WHAT IS BEING ASKED ->
Report how many lines contain "text". Give the number and nothing else.
>> START SOURCE DATA
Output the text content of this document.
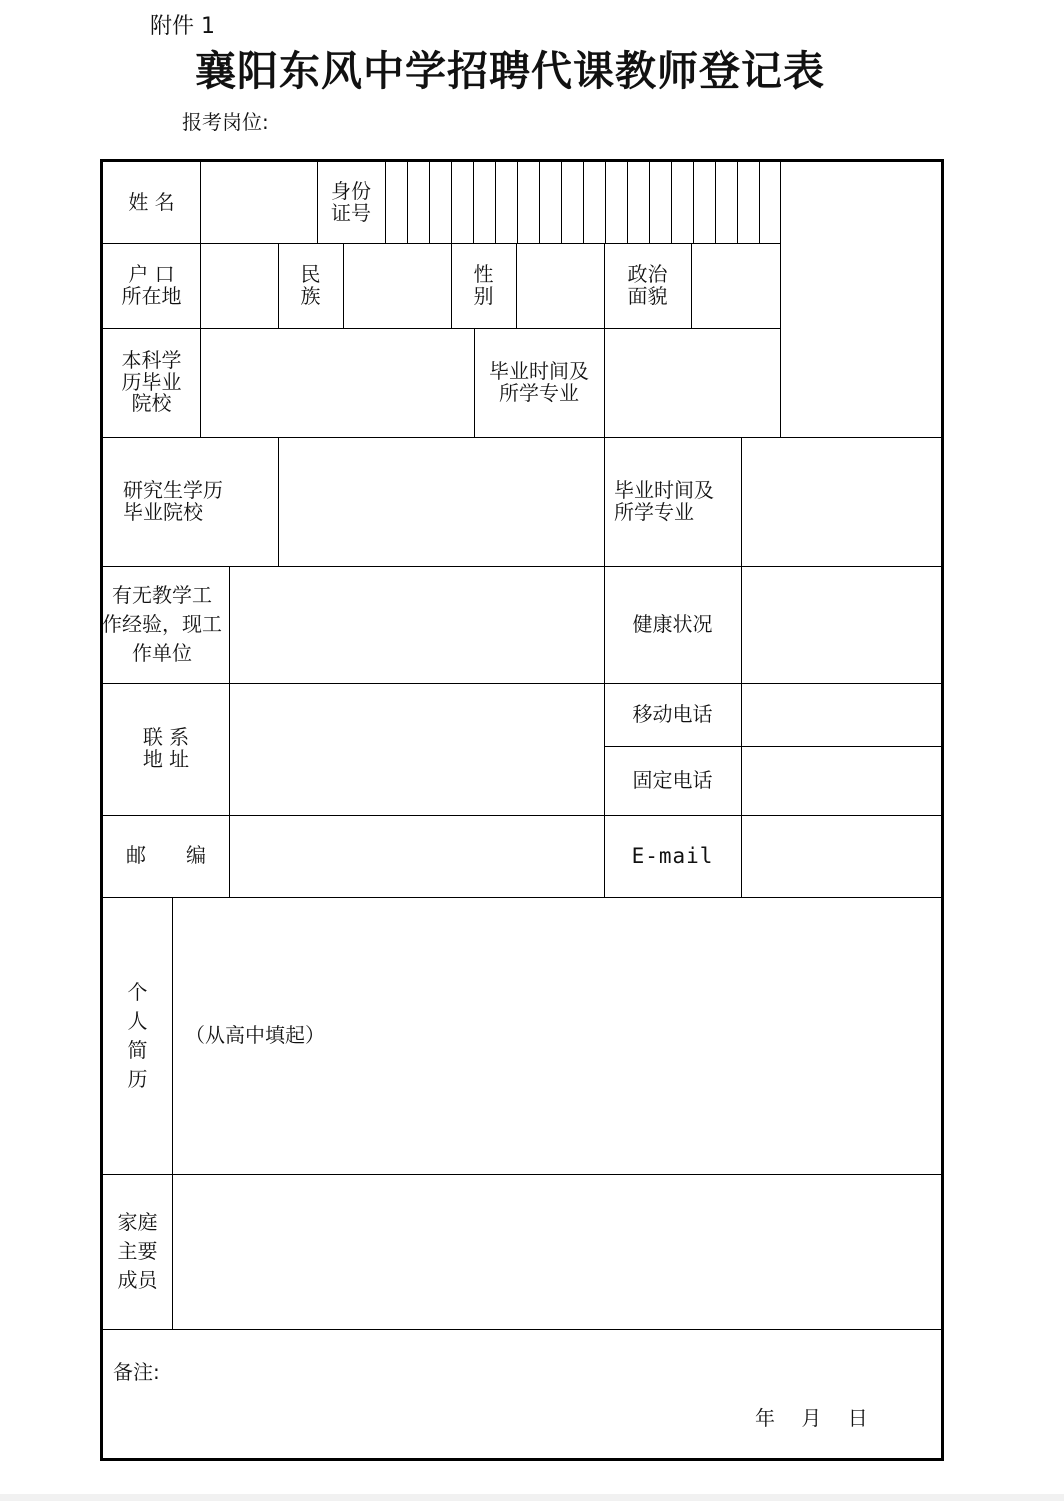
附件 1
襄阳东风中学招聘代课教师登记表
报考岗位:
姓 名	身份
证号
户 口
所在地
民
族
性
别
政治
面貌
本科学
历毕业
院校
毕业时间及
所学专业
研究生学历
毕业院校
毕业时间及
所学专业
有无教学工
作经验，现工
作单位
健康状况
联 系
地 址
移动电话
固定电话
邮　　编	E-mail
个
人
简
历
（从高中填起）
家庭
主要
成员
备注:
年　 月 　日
>> END SOURCE DATA
>> START SOURCE DATA
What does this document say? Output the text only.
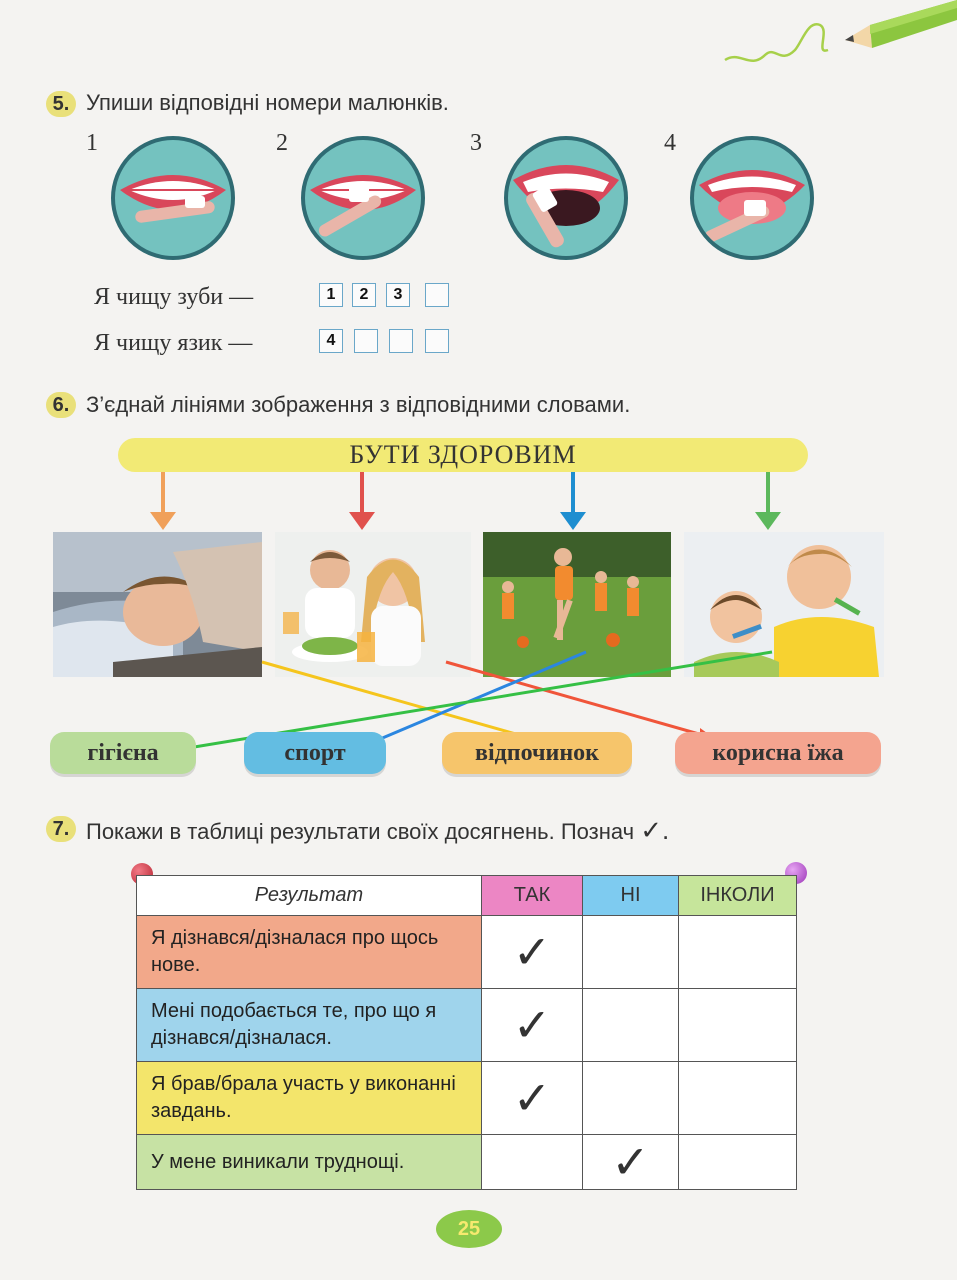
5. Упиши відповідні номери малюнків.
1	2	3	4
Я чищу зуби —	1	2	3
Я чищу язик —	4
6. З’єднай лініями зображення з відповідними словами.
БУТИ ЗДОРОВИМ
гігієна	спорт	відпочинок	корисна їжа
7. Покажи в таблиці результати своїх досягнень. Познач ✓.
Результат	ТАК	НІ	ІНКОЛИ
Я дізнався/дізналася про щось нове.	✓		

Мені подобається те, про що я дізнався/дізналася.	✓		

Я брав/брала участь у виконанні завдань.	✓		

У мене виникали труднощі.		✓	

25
>> END SOURCE DATA
>> START SOURCE DATA
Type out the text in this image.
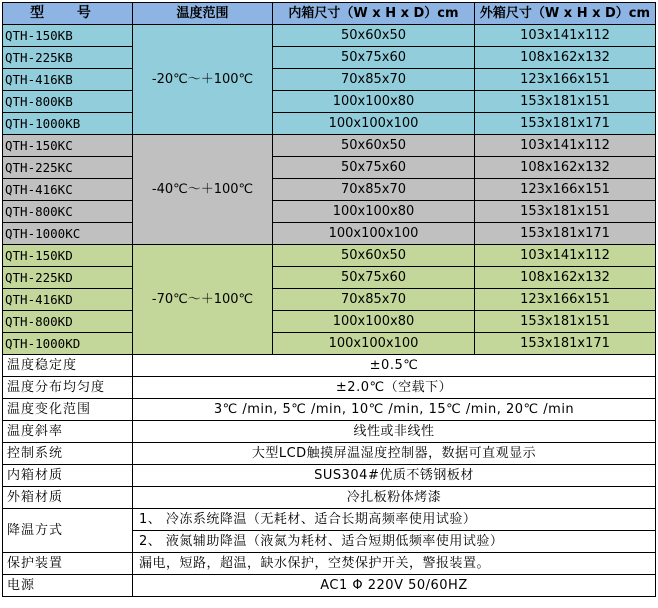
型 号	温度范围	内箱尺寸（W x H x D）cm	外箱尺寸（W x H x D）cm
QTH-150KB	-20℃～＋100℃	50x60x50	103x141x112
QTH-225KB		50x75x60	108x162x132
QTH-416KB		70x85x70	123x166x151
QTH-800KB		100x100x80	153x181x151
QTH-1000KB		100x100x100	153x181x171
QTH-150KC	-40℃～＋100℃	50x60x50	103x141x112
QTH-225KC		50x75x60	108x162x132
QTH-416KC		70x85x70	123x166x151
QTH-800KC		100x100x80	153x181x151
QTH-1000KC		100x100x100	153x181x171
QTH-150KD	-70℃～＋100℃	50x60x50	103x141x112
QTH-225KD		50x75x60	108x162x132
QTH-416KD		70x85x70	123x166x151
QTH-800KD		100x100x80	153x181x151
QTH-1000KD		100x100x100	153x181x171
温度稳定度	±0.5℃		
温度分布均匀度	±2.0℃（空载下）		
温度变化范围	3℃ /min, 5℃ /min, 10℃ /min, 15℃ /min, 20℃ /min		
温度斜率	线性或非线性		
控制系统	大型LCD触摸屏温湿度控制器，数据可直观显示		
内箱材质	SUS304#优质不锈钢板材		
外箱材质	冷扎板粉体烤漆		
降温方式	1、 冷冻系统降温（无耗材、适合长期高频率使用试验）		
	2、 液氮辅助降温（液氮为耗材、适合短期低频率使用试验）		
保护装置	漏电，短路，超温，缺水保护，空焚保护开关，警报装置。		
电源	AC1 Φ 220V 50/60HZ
>> END SOURCE DATA
RESULT ->
3